**Job:** Could you write out every entry exactly as it stands?

----------------

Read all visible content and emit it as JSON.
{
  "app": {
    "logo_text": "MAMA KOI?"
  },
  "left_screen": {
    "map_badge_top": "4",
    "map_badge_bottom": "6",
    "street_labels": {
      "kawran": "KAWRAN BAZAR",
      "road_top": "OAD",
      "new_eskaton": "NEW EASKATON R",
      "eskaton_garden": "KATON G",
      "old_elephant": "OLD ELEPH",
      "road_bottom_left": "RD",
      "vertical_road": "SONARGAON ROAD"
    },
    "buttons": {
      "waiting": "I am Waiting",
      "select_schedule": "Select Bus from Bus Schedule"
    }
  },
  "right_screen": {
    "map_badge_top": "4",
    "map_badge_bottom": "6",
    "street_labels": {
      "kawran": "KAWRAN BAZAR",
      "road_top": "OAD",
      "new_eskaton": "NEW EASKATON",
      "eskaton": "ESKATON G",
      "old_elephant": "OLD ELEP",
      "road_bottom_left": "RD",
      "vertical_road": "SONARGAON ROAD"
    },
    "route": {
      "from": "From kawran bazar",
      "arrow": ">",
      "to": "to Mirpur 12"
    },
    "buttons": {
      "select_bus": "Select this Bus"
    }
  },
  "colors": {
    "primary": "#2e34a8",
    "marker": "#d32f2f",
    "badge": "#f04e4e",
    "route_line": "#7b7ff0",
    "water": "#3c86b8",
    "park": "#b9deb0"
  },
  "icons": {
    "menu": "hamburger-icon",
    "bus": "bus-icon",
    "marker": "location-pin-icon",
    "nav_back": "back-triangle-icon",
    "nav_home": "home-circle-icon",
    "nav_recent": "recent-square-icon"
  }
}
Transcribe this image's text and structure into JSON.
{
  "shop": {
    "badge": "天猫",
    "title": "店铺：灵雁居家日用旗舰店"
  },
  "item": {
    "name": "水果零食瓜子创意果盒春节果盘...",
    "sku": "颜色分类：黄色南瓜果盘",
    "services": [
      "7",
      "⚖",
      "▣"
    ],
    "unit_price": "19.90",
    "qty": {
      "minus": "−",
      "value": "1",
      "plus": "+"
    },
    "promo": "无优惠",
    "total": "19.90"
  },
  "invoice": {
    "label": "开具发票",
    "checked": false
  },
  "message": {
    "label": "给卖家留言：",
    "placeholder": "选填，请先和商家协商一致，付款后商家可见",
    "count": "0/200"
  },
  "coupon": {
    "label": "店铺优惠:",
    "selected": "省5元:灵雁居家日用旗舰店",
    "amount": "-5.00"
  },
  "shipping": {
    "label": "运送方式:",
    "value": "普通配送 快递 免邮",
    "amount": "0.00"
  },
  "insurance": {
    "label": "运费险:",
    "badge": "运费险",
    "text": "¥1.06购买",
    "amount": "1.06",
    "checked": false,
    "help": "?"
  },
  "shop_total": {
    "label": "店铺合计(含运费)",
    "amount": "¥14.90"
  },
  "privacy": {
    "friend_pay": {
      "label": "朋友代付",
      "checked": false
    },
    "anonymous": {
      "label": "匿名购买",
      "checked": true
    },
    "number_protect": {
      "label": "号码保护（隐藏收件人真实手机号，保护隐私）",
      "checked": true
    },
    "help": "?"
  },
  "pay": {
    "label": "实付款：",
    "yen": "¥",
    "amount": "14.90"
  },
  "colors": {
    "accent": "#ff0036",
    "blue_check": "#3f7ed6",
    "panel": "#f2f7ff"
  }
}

----------------

**Completed task:**
Read all visible content and emit it as JSON.
{
  "app": {
    "logo_text": "MAMA KOI?"
  },
  "left_screen": {
    "map_badge_top": "4",
    "map_badge_bottom": "6",
    "street_labels": {
      "kawran": "KAWRAN BAZAR",
      "road_top": "OAD",
      "new_eskaton": "NEW EASKATON R",
      "eskaton_garden": "KATON G",
      "old_elephant": "OLD ELEPH",
      "road_bottom_left": "RD",
      "vertical_road": "SONARGAON ROAD"
    },
    "buttons": {
      "waiting": "I am Waiting",
      "select_schedule": "Select Bus from Bus Schedule"
    }
  },
  "right_screen": {
    "map_badge_top": "4",
    "map_badge_bottom": "6",
    "street_labels": {
      "kawran": "KAWRAN BAZAR",
      "road_top": "OAD",
      "new_eskaton": "NEW EASKATON",
      "eskaton": "ESKATON G",
      "old_elephant": "OLD ELEP",
      "road_bottom_left": "RD",
      "vertical_road": "SONARGAON ROAD"
    },
    "route": {
      "from": "From kawran bazar",
      "arrow": ">",
      "to": "to Mirpur 12"
    },
    "buttons": {
      "select_bus": "Select this Bus"
    }
  },
  "colors": {
    "primary": "#2e34a8",
    "marker": "#d32f2f",
    "badge": "#f04e4e",
    "route_line": "#7b7ff0",
    "water": "#3c86b8",
    "park": "#b9deb0"
  },
  "icons": {
    "menu": "hamburger-icon",
    "bus": "bus-icon",
    "marker": "location-pin-icon",
    "nav_back": "back-triangle-icon",
    "nav_home": "home-circle-icon",
    "nav_recent": "recent-square-icon"
  }
}
Transcribe this image's text and structure into JSON.
{
  "shop": {
    "badge": "天猫",
    "title": "店铺：灵雁居家日用旗舰店"
  },
  "item": {
    "name": "水果零食瓜子创意果盒春节果盘...",
    "sku": "颜色分类：黄色南瓜果盘",
    "services": [
      "7",
      "⚖",
      "▣"
    ],
    "unit_price": "19.90",
    "qty": {
      "minus": "−",
      "value": "1",
      "plus": "+"
    },
    "promo": "无优惠",
    "total": "19.90"
  },
  "invoice": {
    "label": "开具发票",
    "checked": false
  },
  "message": {
    "label": "给卖家留言：",
    "placeholder": "选填，请先和商家协商一致，付款后商家可见",
    "count": "0/200"
  },
  "coupon": {
    "label": "店铺优惠:",
    "selected": "省5元:灵雁居家日用旗舰店",
    "amount": "-5.00"
  },
  "shipping": {
    "label": "运送方式:",
    "value": "普通配送 快递 免邮",
    "amount": "0.00"
  },
  "insurance": {
    "label": "运费险:",
    "badge": "运费险",
    "text": "¥1.06购买",
    "amount": "1.06",
    "checked": false,
    "help": "?"
  },
  "shop_total": {
    "label": "店铺合计(含运费)",
    "amount": "¥14.90"
  },
  "privacy": {
    "friend_pay": {
      "label": "朋友代付",
      "checked": false
    },
    "anonymous": {
      "label": "匿名购买",
      "checked": true
    },
    "number_protect": {
      "label": "号码保护（隐藏收件人真实手机号，保护隐私）",
      "checked": true
    },
    "help": "?"
  },
  "pay": {
    "label": "实付款：",
    "yen": "¥",
    "amount": "14.90"
  },
  "colors": {
    "accent": "#ff0036",
    "blue_check": "#3f7ed6",
    "panel": "#f2f7ff"
  }
}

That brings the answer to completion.